*WHAT THIS TASK INVOLVES*: Emit the data below verbatim, stripping out any pictures.

*Data tied to figure images*:
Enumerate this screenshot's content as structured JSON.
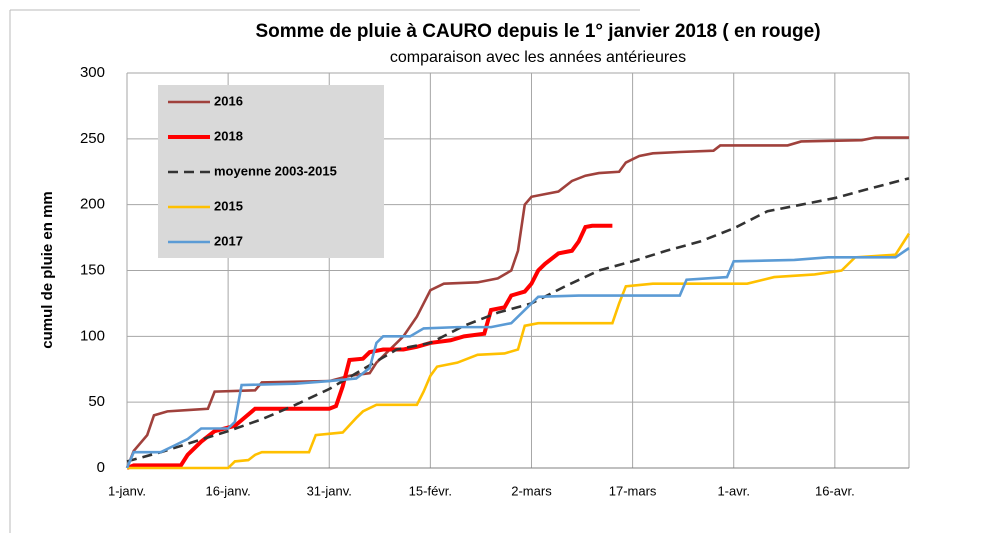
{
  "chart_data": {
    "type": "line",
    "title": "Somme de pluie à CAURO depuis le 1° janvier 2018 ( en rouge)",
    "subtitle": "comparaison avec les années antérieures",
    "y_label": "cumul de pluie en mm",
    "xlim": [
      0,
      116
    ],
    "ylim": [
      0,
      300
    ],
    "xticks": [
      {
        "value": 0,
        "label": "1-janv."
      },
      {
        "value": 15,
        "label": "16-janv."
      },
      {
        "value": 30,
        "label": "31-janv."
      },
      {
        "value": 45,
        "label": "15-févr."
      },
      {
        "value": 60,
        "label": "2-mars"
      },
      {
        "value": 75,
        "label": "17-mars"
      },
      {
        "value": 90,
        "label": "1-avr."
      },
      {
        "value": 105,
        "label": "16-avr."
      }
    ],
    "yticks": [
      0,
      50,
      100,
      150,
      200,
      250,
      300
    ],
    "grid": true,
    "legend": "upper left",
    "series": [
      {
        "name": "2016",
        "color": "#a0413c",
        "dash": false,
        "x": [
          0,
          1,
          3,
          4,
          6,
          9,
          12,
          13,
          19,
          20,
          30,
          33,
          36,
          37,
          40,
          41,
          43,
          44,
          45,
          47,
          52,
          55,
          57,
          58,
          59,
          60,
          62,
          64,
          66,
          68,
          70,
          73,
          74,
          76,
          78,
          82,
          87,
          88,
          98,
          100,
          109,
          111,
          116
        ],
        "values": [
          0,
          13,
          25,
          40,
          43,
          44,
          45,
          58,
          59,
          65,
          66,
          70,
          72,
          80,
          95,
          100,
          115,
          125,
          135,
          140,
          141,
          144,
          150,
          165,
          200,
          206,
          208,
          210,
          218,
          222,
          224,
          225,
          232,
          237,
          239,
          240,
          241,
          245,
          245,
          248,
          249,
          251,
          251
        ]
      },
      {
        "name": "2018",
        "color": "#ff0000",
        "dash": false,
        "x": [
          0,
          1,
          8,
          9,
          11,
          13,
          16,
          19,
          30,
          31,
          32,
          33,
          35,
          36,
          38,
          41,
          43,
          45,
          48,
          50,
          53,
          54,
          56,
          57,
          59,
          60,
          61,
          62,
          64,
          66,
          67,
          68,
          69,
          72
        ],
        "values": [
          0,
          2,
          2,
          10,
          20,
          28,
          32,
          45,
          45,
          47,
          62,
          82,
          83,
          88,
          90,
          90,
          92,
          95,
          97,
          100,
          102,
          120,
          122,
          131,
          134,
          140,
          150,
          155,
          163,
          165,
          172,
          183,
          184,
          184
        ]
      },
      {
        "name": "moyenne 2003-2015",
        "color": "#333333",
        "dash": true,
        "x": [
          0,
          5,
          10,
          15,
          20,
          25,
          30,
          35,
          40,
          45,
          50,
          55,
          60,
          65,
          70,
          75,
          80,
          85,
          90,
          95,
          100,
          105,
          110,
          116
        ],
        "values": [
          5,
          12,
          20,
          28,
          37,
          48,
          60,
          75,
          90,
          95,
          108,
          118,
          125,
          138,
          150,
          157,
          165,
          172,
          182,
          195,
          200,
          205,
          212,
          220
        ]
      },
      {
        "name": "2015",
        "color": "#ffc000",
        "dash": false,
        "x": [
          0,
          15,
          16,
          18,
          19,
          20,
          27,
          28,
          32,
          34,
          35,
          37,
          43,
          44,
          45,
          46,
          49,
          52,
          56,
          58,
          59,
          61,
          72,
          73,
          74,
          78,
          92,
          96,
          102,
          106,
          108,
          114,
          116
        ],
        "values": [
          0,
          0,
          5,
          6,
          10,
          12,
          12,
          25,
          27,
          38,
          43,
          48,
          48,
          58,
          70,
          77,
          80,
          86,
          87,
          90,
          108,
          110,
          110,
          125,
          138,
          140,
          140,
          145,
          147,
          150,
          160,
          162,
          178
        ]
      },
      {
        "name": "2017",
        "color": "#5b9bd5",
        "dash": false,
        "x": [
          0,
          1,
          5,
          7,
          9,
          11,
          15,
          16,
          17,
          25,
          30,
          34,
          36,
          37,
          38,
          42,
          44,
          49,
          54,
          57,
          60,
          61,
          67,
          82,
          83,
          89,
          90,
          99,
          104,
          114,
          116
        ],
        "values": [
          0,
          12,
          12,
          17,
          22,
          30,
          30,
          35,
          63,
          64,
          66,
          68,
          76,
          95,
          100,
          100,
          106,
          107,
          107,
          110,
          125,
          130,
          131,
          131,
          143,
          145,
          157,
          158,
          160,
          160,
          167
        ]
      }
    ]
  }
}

*FINAL RESULT*:
Enumerate this screenshot's content as structured JSON.
{
  "chart_data": {
    "type": "line",
    "title": "Somme de pluie à CAURO depuis le 1° janvier 2018 ( en rouge)",
    "subtitle": "comparaison avec les années antérieures",
    "y_label": "cumul de pluie en mm",
    "xlim": [
      0,
      116
    ],
    "ylim": [
      0,
      300
    ],
    "xticks": [
      {
        "value": 0,
        "label": "1-janv."
      },
      {
        "value": 15,
        "label": "16-janv."
      },
      {
        "value": 30,
        "label": "31-janv."
      },
      {
        "value": 45,
        "label": "15-févr."
      },
      {
        "value": 60,
        "label": "2-mars"
      },
      {
        "value": 75,
        "label": "17-mars"
      },
      {
        "value": 90,
        "label": "1-avr."
      },
      {
        "value": 105,
        "label": "16-avr."
      }
    ],
    "yticks": [
      0,
      50,
      100,
      150,
      200,
      250,
      300
    ],
    "grid": true,
    "legend": "upper left",
    "series": [
      {
        "name": "2016",
        "color": "#a0413c",
        "dash": false,
        "x": [
          0,
          1,
          3,
          4,
          6,
          9,
          12,
          13,
          19,
          20,
          30,
          33,
          36,
          37,
          40,
          41,
          43,
          44,
          45,
          47,
          52,
          55,
          57,
          58,
          59,
          60,
          62,
          64,
          66,
          68,
          70,
          73,
          74,
          76,
          78,
          82,
          87,
          88,
          98,
          100,
          109,
          111,
          116
        ],
        "values": [
          0,
          13,
          25,
          40,
          43,
          44,
          45,
          58,
          59,
          65,
          66,
          70,
          72,
          80,
          95,
          100,
          115,
          125,
          135,
          140,
          141,
          144,
          150,
          165,
          200,
          206,
          208,
          210,
          218,
          222,
          224,
          225,
          232,
          237,
          239,
          240,
          241,
          245,
          245,
          248,
          249,
          251,
          251
        ]
      },
      {
        "name": "2018",
        "color": "#ff0000",
        "dash": false,
        "x": [
          0,
          1,
          8,
          9,
          11,
          13,
          16,
          19,
          30,
          31,
          32,
          33,
          35,
          36,
          38,
          41,
          43,
          45,
          48,
          50,
          53,
          54,
          56,
          57,
          59,
          60,
          61,
          62,
          64,
          66,
          67,
          68,
          69,
          72
        ],
        "values": [
          0,
          2,
          2,
          10,
          20,
          28,
          32,
          45,
          45,
          47,
          62,
          82,
          83,
          88,
          90,
          90,
          92,
          95,
          97,
          100,
          102,
          120,
          122,
          131,
          134,
          140,
          150,
          155,
          163,
          165,
          172,
          183,
          184,
          184
        ]
      },
      {
        "name": "moyenne 2003-2015",
        "color": "#333333",
        "dash": true,
        "x": [
          0,
          5,
          10,
          15,
          20,
          25,
          30,
          35,
          40,
          45,
          50,
          55,
          60,
          65,
          70,
          75,
          80,
          85,
          90,
          95,
          100,
          105,
          110,
          116
        ],
        "values": [
          5,
          12,
          20,
          28,
          37,
          48,
          60,
          75,
          90,
          95,
          108,
          118,
          125,
          138,
          150,
          157,
          165,
          172,
          182,
          195,
          200,
          205,
          212,
          220
        ]
      },
      {
        "name": "2015",
        "color": "#ffc000",
        "dash": false,
        "x": [
          0,
          15,
          16,
          18,
          19,
          20,
          27,
          28,
          32,
          34,
          35,
          37,
          43,
          44,
          45,
          46,
          49,
          52,
          56,
          58,
          59,
          61,
          72,
          73,
          74,
          78,
          92,
          96,
          102,
          106,
          108,
          114,
          116
        ],
        "values": [
          0,
          0,
          5,
          6,
          10,
          12,
          12,
          25,
          27,
          38,
          43,
          48,
          48,
          58,
          70,
          77,
          80,
          86,
          87,
          90,
          108,
          110,
          110,
          125,
          138,
          140,
          140,
          145,
          147,
          150,
          160,
          162,
          178
        ]
      },
      {
        "name": "2017",
        "color": "#5b9bd5",
        "dash": false,
        "x": [
          0,
          1,
          5,
          7,
          9,
          11,
          15,
          16,
          17,
          25,
          30,
          34,
          36,
          37,
          38,
          42,
          44,
          49,
          54,
          57,
          60,
          61,
          67,
          82,
          83,
          89,
          90,
          99,
          104,
          114,
          116
        ],
        "values": [
          0,
          12,
          12,
          17,
          22,
          30,
          30,
          35,
          63,
          64,
          66,
          68,
          76,
          95,
          100,
          100,
          106,
          107,
          107,
          110,
          125,
          130,
          131,
          131,
          143,
          145,
          157,
          158,
          160,
          160,
          167
        ]
      }
    ]
  }
}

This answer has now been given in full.